Stored items:
───
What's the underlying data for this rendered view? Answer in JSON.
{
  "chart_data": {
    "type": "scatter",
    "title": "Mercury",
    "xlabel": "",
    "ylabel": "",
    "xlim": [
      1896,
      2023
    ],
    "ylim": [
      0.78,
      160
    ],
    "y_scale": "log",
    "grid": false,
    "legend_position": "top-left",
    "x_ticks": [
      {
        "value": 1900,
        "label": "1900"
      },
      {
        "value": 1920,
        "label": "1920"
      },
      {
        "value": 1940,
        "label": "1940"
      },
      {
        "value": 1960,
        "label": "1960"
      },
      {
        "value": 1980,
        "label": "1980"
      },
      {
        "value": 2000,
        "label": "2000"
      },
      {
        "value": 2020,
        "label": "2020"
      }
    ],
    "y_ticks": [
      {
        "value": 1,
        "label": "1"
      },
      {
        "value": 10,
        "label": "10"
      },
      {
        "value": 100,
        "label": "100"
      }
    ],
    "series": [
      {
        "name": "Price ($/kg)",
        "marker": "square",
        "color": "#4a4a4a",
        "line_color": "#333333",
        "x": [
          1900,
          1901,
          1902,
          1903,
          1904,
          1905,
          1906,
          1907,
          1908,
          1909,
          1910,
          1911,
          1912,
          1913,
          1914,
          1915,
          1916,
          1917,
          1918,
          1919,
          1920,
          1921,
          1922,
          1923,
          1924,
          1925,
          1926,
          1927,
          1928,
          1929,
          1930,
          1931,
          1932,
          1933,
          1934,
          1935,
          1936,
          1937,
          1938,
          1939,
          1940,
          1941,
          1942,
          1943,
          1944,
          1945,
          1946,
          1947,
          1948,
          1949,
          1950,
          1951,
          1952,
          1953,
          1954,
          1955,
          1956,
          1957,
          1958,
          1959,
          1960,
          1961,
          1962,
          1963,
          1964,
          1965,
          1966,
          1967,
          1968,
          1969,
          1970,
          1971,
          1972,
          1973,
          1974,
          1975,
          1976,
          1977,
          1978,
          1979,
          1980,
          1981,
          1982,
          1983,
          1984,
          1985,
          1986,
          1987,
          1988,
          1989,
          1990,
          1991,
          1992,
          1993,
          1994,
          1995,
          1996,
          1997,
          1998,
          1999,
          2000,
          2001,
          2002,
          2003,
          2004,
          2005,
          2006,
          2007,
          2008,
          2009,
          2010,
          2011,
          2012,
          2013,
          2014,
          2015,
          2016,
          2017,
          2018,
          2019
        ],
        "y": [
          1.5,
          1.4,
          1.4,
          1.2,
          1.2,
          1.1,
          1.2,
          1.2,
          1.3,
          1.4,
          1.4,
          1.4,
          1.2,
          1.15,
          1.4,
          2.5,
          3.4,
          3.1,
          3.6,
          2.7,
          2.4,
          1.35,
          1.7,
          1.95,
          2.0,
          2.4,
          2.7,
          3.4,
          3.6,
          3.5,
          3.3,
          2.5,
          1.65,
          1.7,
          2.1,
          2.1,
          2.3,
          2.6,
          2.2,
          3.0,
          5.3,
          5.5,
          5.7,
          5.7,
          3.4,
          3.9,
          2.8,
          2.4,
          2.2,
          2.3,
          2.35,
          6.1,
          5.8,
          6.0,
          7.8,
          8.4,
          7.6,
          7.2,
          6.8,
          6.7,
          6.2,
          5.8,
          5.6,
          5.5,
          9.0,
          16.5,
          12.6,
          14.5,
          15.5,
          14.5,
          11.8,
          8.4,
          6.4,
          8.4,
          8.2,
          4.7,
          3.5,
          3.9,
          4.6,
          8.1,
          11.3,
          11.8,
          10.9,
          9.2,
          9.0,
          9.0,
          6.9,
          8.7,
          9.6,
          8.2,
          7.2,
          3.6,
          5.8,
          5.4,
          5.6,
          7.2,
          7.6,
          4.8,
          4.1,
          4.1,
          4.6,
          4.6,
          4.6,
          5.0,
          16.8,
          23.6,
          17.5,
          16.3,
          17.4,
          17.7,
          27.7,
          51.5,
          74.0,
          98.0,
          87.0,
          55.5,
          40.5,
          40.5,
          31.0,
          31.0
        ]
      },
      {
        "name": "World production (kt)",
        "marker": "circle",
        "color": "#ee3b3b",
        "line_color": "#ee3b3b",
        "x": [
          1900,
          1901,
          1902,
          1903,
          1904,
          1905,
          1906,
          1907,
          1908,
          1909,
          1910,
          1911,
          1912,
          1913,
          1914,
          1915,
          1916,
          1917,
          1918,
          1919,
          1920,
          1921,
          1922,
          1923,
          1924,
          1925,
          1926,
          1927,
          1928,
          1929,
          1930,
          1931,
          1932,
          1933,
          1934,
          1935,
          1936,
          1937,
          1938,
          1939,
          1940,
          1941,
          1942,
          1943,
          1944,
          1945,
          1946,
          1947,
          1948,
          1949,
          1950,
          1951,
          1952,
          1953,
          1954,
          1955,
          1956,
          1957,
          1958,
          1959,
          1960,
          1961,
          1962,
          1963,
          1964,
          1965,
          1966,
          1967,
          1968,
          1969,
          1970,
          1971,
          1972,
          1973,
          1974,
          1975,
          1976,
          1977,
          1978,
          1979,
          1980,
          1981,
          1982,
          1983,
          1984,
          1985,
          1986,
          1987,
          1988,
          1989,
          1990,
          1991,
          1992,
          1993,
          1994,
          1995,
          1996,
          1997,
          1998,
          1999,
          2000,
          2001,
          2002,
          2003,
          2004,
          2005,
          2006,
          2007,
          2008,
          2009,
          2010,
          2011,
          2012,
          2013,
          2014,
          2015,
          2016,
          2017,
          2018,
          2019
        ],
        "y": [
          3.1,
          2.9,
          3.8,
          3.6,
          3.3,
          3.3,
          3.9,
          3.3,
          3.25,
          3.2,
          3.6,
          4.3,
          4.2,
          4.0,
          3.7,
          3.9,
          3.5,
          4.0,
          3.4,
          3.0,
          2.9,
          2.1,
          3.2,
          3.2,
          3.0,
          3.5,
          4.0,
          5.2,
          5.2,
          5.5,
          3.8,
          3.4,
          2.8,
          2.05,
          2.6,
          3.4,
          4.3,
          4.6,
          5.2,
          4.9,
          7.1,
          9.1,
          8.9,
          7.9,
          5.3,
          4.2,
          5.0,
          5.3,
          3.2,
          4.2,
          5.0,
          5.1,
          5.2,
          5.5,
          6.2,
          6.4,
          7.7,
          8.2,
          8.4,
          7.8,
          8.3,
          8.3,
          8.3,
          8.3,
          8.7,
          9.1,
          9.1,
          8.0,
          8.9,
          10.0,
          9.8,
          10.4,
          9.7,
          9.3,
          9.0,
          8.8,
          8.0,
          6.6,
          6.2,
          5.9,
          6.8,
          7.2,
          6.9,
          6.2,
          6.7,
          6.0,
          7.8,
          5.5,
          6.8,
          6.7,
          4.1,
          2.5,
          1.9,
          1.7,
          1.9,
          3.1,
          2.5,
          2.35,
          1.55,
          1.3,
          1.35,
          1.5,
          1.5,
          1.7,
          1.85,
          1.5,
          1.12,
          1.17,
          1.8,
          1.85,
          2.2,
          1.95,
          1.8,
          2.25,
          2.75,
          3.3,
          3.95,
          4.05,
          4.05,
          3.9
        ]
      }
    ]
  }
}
───
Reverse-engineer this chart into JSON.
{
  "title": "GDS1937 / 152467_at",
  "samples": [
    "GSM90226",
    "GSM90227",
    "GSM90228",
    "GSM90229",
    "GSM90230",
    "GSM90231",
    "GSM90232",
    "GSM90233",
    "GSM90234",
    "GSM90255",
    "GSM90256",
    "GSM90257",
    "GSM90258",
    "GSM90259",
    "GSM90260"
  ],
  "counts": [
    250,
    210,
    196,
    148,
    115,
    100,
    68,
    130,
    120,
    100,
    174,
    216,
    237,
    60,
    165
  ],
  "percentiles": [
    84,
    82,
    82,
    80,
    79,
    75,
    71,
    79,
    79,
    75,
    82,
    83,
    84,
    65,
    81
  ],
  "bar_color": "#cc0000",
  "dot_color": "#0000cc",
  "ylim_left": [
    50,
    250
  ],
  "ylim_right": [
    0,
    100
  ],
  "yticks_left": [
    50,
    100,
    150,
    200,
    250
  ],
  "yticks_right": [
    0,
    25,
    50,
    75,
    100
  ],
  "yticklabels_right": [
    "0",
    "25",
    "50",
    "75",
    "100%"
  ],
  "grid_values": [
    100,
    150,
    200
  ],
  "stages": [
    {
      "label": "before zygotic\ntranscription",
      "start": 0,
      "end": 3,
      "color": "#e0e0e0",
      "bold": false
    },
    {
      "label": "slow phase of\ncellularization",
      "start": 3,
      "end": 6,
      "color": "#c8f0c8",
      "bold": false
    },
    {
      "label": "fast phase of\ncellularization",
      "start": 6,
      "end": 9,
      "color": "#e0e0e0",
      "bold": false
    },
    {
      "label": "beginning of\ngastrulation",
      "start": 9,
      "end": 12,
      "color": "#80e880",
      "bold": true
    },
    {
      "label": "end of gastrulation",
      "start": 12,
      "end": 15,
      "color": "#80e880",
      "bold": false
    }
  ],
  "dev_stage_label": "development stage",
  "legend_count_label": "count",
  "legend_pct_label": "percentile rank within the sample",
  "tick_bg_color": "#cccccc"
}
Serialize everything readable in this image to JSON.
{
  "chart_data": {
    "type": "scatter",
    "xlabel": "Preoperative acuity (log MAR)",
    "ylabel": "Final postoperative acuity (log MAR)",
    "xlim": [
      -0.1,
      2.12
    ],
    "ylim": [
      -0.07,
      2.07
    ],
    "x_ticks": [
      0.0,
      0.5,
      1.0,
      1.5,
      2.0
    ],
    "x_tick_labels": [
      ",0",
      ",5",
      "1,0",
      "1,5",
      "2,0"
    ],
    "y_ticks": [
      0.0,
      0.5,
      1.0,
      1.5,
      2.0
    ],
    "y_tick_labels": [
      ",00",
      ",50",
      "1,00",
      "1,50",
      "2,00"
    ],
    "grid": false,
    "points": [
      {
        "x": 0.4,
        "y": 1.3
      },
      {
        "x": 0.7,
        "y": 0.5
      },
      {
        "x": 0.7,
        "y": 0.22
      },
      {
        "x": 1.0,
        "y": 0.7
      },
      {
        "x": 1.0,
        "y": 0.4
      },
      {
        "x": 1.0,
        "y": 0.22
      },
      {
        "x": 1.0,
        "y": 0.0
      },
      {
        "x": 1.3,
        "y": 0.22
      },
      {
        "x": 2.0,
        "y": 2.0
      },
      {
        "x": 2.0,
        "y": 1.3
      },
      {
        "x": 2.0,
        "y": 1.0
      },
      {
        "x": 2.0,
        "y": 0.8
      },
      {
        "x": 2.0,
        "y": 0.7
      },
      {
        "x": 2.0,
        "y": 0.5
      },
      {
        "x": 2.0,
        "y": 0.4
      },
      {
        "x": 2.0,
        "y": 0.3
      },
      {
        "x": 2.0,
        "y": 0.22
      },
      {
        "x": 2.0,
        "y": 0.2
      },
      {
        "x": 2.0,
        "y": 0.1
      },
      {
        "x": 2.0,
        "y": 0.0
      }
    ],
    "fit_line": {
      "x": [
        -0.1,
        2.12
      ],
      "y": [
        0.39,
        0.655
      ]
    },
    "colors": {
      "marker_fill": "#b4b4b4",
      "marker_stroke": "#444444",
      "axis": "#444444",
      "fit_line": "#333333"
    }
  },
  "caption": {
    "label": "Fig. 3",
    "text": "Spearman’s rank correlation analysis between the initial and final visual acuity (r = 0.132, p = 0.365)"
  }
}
───
■ SHORT PROBLEM:
Work out the number of lines in this listing that include the word "phase". Reply with that number only.

■ RESULT OF THIS TASK:
2